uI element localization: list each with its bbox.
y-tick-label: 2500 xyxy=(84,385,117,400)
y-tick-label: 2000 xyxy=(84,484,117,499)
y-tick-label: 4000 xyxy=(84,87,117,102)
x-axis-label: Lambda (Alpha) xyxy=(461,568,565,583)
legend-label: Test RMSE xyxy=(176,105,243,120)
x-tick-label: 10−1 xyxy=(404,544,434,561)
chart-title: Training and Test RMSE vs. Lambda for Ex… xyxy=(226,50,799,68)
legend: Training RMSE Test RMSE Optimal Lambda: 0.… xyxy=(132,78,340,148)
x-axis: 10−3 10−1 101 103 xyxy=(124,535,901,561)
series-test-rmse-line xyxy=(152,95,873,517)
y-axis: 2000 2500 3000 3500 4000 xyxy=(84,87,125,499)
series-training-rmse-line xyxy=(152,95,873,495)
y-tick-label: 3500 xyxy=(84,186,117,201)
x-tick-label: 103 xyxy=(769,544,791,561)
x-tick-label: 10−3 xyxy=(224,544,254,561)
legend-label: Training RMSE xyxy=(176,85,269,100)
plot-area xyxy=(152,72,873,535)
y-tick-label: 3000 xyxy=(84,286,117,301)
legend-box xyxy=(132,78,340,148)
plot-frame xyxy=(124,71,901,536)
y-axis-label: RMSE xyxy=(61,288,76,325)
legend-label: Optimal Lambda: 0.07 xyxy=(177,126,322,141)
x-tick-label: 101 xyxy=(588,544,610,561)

::::

=== Objective ===
Extract every line of the records above and reproduce each one unchanged, in its original order.

=== Completed task ===
uI element localization: list each with its bbox.
y-tick-label: 2500 xyxy=(84,385,117,400)
y-tick-label: 2000 xyxy=(84,484,117,499)
y-tick-label: 4000 xyxy=(84,87,117,102)
x-axis-label: Lambda (Alpha) xyxy=(461,568,565,583)
legend-label: Test RMSE xyxy=(176,105,243,120)
x-tick-label: 10−1 xyxy=(404,544,434,561)
chart-title: Training and Test RMSE vs. Lambda for Ex… xyxy=(226,50,799,68)
legend: Training RMSE Test RMSE Optimal Lambda: 0.… xyxy=(132,78,340,148)
x-axis: 10−3 10−1 101 103 xyxy=(124,535,901,561)
series-test-rmse-line xyxy=(152,95,873,517)
y-axis: 2000 2500 3000 3500 4000 xyxy=(84,87,125,499)
series-training-rmse-line xyxy=(152,95,873,495)
y-tick-label: 3500 xyxy=(84,186,117,201)
x-tick-label: 103 xyxy=(769,544,791,561)
x-tick-label: 10−3 xyxy=(224,544,254,561)
legend-label: Training RMSE xyxy=(176,85,269,100)
plot-area xyxy=(152,72,873,535)
y-tick-label: 3000 xyxy=(84,286,117,301)
legend-box xyxy=(132,78,340,148)
plot-frame xyxy=(124,71,901,536)
y-axis-label: RMSE xyxy=(61,288,76,325)
legend-label: Optimal Lambda: 0.07 xyxy=(177,126,322,141)
x-tick-label: 101 xyxy=(588,544,610,561)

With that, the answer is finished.